Aim
What is the number of lines holding the word "DoorBell"? Give that number alone.

□ □ □

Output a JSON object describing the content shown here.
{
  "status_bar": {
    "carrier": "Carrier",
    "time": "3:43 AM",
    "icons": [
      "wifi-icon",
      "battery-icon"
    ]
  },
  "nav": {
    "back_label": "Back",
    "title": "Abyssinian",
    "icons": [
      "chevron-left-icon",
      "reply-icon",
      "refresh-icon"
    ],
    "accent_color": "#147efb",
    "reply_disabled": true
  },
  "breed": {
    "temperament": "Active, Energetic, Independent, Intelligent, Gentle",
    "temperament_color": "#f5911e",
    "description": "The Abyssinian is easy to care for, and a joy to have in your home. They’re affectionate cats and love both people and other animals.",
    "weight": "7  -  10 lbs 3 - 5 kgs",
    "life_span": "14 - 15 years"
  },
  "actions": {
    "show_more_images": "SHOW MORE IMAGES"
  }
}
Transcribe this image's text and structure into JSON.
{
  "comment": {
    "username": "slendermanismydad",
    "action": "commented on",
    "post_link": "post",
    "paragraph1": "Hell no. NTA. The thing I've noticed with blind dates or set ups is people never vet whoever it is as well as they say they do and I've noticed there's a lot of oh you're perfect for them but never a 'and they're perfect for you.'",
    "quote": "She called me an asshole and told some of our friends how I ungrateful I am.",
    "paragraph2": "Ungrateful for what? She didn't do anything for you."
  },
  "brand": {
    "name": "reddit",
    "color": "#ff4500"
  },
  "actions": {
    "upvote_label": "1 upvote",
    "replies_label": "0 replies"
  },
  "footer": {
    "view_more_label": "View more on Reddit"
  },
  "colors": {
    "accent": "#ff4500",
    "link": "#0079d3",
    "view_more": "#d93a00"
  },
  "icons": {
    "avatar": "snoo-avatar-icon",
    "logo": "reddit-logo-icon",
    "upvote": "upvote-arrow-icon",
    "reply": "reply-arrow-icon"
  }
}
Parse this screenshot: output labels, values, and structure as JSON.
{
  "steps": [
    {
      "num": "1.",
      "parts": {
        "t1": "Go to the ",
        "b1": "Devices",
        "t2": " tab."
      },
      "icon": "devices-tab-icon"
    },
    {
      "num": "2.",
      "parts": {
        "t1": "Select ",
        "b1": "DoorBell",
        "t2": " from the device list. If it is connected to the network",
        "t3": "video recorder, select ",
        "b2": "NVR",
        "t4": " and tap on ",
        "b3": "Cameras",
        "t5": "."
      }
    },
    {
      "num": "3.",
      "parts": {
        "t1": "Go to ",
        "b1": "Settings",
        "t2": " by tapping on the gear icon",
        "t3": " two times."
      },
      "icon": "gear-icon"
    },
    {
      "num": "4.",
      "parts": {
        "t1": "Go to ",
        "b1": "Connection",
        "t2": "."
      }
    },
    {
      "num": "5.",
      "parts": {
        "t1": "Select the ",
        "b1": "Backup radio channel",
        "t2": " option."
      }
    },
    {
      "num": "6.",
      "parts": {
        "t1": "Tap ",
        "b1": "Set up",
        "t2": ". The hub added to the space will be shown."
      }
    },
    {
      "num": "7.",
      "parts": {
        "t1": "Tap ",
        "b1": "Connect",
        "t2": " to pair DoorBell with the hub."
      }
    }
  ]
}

□ □ □

Exercise answer
2